• **What you should do**: Copy verbatim the span of lines beginning at the line that contains "Output the text content of this document." and ending with the final line of the data. Exclude pictures from the copy.

• **Entries provided**:

'''

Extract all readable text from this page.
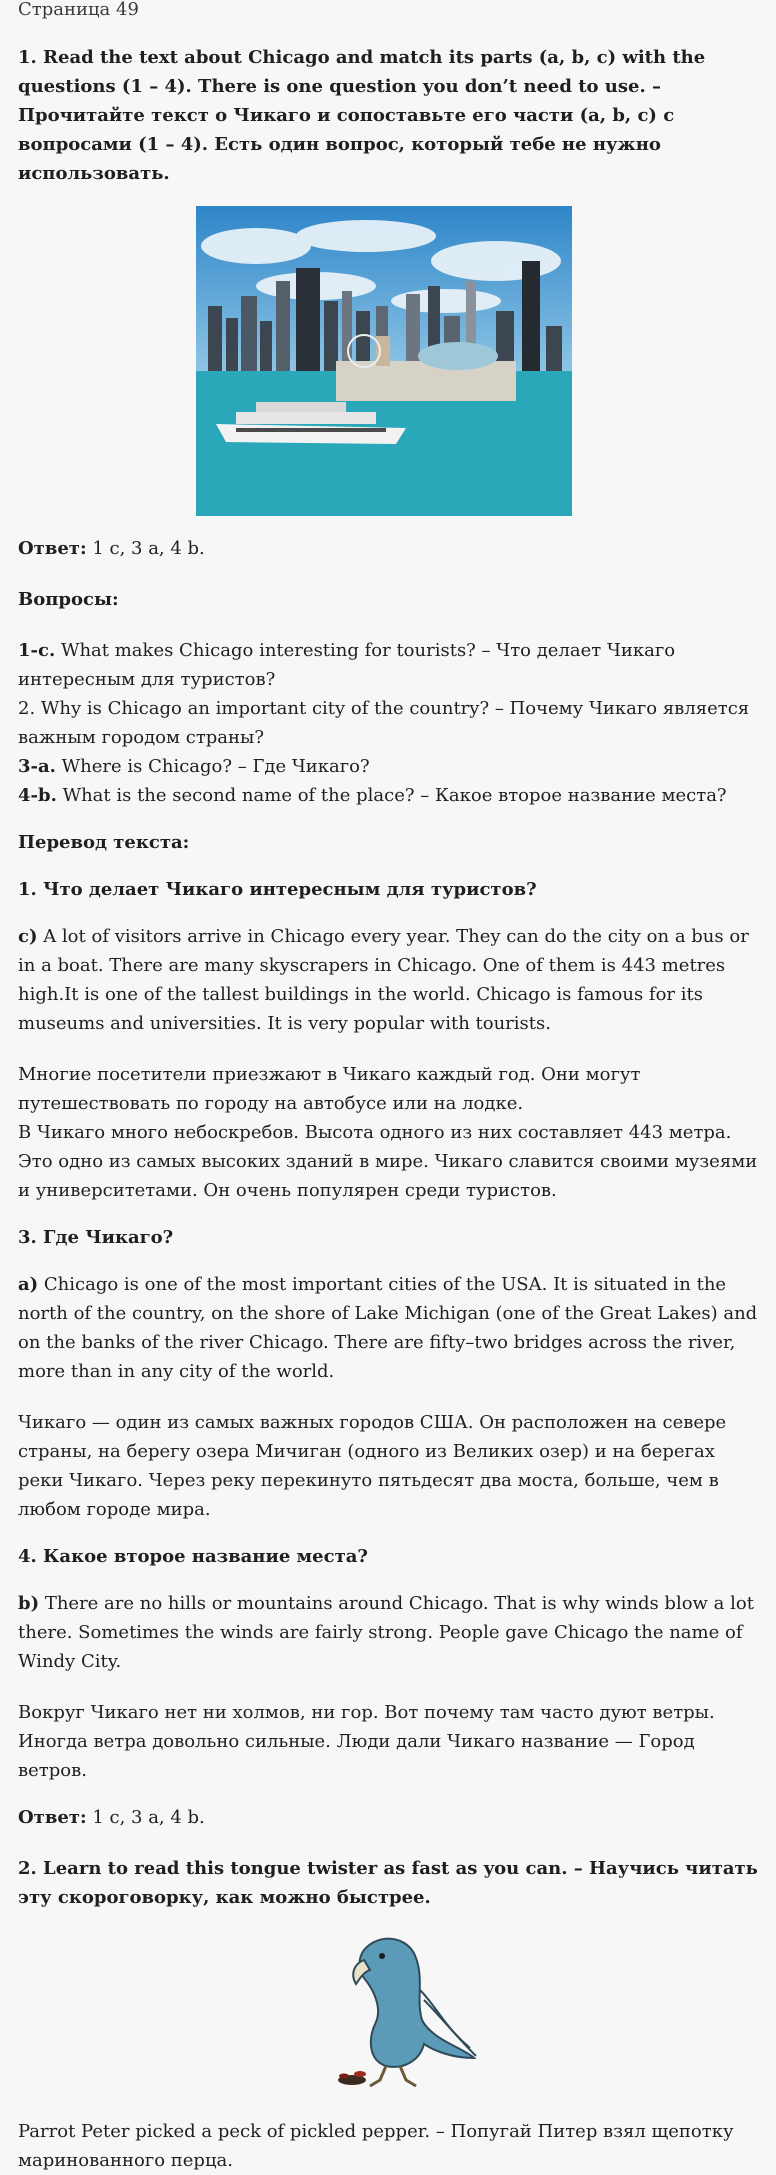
Страница 49

1. Read the text about Chicago and match its parts (a, b, c) with the questions (1 – 4). There is one question you don’t need to use. – Прочитайте текст о Чикаго и сопоставьте его части (a, b, c) с вопросами (1 – 4). Есть один вопрос, который тебе не нужно использовать.

Ответ: 1 c, 3 a, 4 b.

Вопросы:

1-c. What makes Chicago interesting for tourists? – Что делает Чикаго интересным для туристов?

2. Why is Chicago an important city of the country? – Почему Чикаго является важным городом страны?

3-a. Where is Chicago? – Где Чикаго?

4-b. What is the second name of the place? – Какое второе название места?

Перевод текста:

1. Что делает Чикаго интересным для туристов?

c) A lot of visitors arrive in Chicago every year. They can do the city on a bus or in a boat. There are many skyscrapers in Chicago. One of them is 443 metres high.It is one of the tallest buildings in the world. Chicago is famous for its museums and universities. It is very popular with tourists.

Многие посетители приезжают в Чикаго каждый год. Они могут путешествовать по городу на автобусе или на лодке.

В Чикаго много небоскребов. Высота одного из них составляет 443 метра. Это одно из самых высоких зданий в мире. Чикаго славится своими музеями и университетами. Он очень популярен среди туристов.

3. Где Чикаго?

a) Chicago is one of the most important cities of the USA. It is situated in the north of the country, on the shore of Lake Michigan (one of the Great Lakes) and on the banks of the river Chicago. There are fifty–two bridges across the river, more than in any city of the world.

Чикаго — один из самых важных городов США. Он расположен на севере страны, на берегу озера Мичиган (одного из Великих озер) и на берегах реки Чикаго. Через реку перекинуто пятьдесят два моста, больше, чем в любом городе мира.

4. Какое второе название места?

b) There are no hills or mountains around Chicago. That is why winds blow a lot there. Sometimes the winds are fairly strong. People gave Chicago the name of Windy City.

Вокруг Чикаго нет ни холмов, ни гор. Вот почему там часто дуют ветры. Иногда ветра довольно сильные. Люди дали Чикаго название — Город ветров.

Ответ: 1 c, 3 a, 4 b.

2. Learn to read this tongue twister as fast as you can. – Научись читать эту скороговорку, как можно быстрее.

Parrot Peter picked a peck of pickled pepper. – Попугай Питер взял щепотку маринованного перца.
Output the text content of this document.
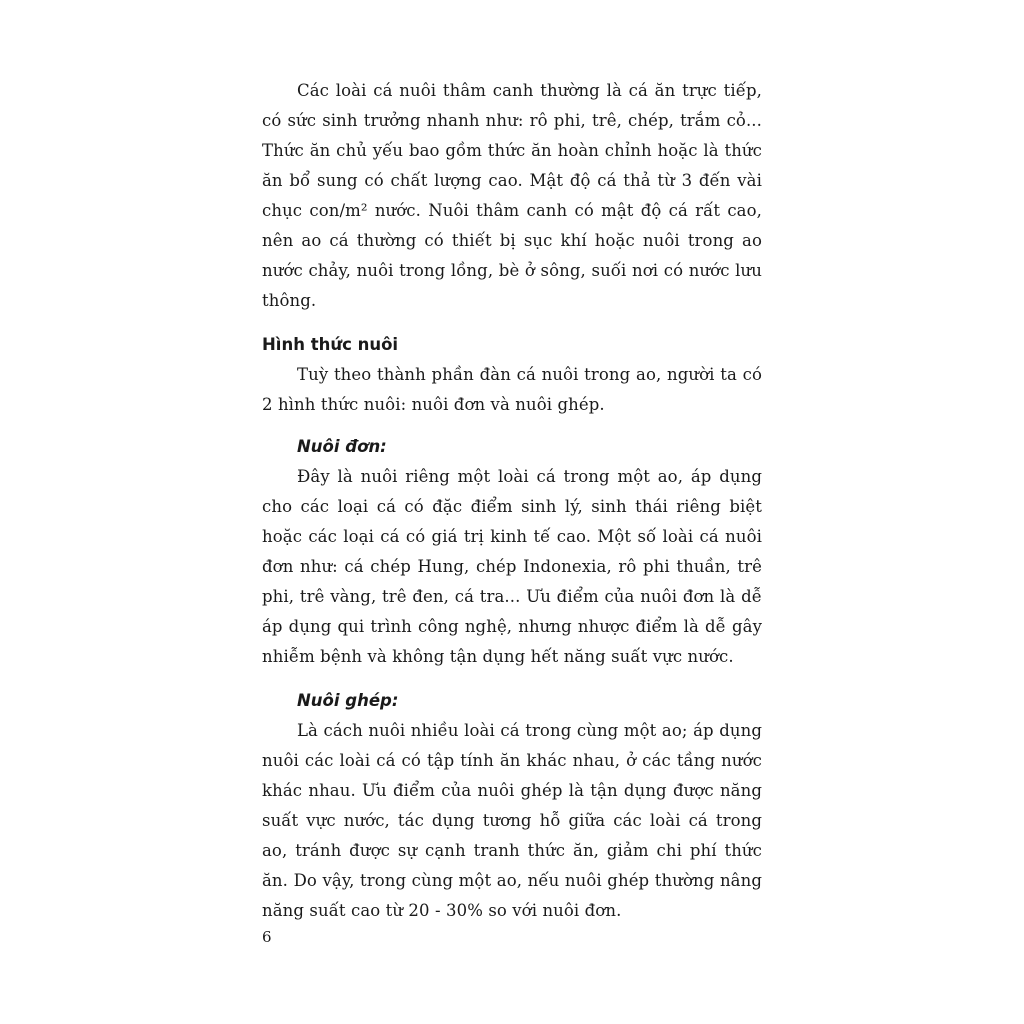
Các loài cá nuôi thâm canh thường là cá ăn trực tiếp, có sức sinh trưởng nhanh như: rô phi, trê, chép, trắm cỏ... Thức ăn chủ yếu bao gồm thức ăn hoàn chỉnh hoặc là thức ăn bổ sung có chất lượng cao. Mật độ cá thả từ 3 đến vài chục con/m² nước. Nuôi thâm canh có mật độ cá rất cao, nên ao cá thường có thiết bị sục khí hoặc nuôi trong ao nước chảy, nuôi trong lồng, bè ở sông, suối nơi có nước lưu thông.

Hình thức nuôi

Tuỳ theo thành phần đàn cá nuôi trong ao, người ta có 2 hình thức nuôi: nuôi đơn và nuôi ghép.

Nuôi đơn:

Đây là nuôi riêng một loài cá trong một ao, áp dụng cho các loại cá có đặc điểm sinh lý, sinh thái riêng biệt hoặc các loại cá có giá trị kinh tế cao. Một số loài cá nuôi đơn như: cá chép Hung, chép Indonexia, rô phi thuần, trê phi, trê vàng, trê đen, cá tra... Ưu điểm của nuôi đơn là dễ áp dụng qui trình công nghệ, nhưng nhược điểm là dễ gây nhiễm bệnh và không tận dụng hết năng suất vực nước.

Nuôi ghép:

Là cách nuôi nhiều loài cá trong cùng một ao; áp dụng nuôi các loài cá có tập tính ăn khác nhau, ở các tầng nước khác nhau. Ưu điểm của nuôi ghép là tận dụng được năng suất vực nước, tác dụng tương hỗ giữa các loài cá trong ao, tránh được sự cạnh tranh thức ăn, giảm chi phí thức ăn. Do vậy, trong cùng một ao, nếu nuôi ghép thường nâng năng suất cao từ 20 - 30% so với nuôi đơn.

6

'''

• **Exercise output**:
Output the text content of this document.
Các loài cá nuôi thâm canh thường là cá ăn trực tiếp, có sức sinh trưởng nhanh như: rô phi, trê, chép, trắm cỏ... Thức ăn chủ yếu bao gồm thức ăn hoàn chỉnh hoặc là thức ăn bổ sung có chất lượng cao. Mật độ cá thả từ 3 đến vài chục con/m² nước. Nuôi thâm canh có mật độ cá rất cao, nên ao cá thường có thiết bị sục khí hoặc nuôi trong ao nước chảy, nuôi trong lồng, bè ở sông, suối nơi có nước lưu thông.

Hình thức nuôi

Tuỳ theo thành phần đàn cá nuôi trong ao, người ta có 2 hình thức nuôi: nuôi đơn và nuôi ghép.

Nuôi đơn:

Đây là nuôi riêng một loài cá trong một ao, áp dụng cho các loại cá có đặc điểm sinh lý, sinh thái riêng biệt hoặc các loại cá có giá trị kinh tế cao. Một số loài cá nuôi đơn như: cá chép Hung, chép Indonexia, rô phi thuần, trê phi, trê vàng, trê đen, cá tra... Ưu điểm của nuôi đơn là dễ áp dụng qui trình công nghệ, nhưng nhược điểm là dễ gây nhiễm bệnh và không tận dụng hết năng suất vực nước.

Nuôi ghép:

Là cách nuôi nhiều loài cá trong cùng một ao; áp dụng nuôi các loài cá có tập tính ăn khác nhau, ở các tầng nước khác nhau. Ưu điểm của nuôi ghép là tận dụng được năng suất vực nước, tác dụng tương hỗ giữa các loài cá trong ao, tránh được sự cạnh tranh thức ăn, giảm chi phí thức ăn. Do vậy, trong cùng một ao, nếu nuôi ghép thường nâng năng suất cao từ 20 - 30% so với nuôi đơn.

6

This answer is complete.